Copy out all of the material exactly.

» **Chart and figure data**

—————

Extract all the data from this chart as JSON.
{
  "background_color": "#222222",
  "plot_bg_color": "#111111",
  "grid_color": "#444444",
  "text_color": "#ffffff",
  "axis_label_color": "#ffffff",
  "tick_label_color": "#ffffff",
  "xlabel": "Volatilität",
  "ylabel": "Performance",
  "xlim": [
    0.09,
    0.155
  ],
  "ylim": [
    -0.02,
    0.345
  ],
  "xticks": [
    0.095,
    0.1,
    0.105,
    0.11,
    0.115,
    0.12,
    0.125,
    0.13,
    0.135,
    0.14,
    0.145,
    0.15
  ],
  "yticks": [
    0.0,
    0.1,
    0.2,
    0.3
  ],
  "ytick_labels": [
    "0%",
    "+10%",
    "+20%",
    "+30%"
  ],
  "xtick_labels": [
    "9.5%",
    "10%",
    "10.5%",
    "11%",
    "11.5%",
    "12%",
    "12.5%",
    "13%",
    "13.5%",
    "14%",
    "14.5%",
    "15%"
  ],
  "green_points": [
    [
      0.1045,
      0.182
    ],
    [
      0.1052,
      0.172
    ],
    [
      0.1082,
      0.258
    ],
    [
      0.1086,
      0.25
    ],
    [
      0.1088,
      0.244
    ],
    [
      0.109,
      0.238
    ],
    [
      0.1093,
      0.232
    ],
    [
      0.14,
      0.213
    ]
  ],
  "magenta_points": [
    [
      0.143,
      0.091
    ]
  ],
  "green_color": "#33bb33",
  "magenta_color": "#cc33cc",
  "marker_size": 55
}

—————

» **WRITTEN REPLY**
Extract all the data from this chart as JSON.
{
  "background_color": "#222222",
  "plot_bg_color": "#111111",
  "grid_color": "#444444",
  "text_color": "#ffffff",
  "axis_label_color": "#ffffff",
  "tick_label_color": "#ffffff",
  "xlabel": "Volatilität",
  "ylabel": "Performance",
  "xlim": [
    0.09,
    0.155
  ],
  "ylim": [
    -0.02,
    0.345
  ],
  "xticks": [
    0.095,
    0.1,
    0.105,
    0.11,
    0.115,
    0.12,
    0.125,
    0.13,
    0.135,
    0.14,
    0.145,
    0.15
  ],
  "yticks": [
    0.0,
    0.1,
    0.2,
    0.3
  ],
  "ytick_labels": [
    "0%",
    "+10%",
    "+20%",
    "+30%"
  ],
  "xtick_labels": [
    "9.5%",
    "10%",
    "10.5%",
    "11%",
    "11.5%",
    "12%",
    "12.5%",
    "13%",
    "13.5%",
    "14%",
    "14.5%",
    "15%"
  ],
  "green_points": [
    [
      0.1045,
      0.182
    ],
    [
      0.1052,
      0.172
    ],
    [
      0.1082,
      0.258
    ],
    [
      0.1086,
      0.25
    ],
    [
      0.1088,
      0.244
    ],
    [
      0.109,
      0.238
    ],
    [
      0.1093,
      0.232
    ],
    [
      0.14,
      0.213
    ]
  ],
  "magenta_points": [
    [
      0.143,
      0.091
    ]
  ],
  "green_color": "#33bb33",
  "magenta_color": "#cc33cc",
  "marker_size": 55
}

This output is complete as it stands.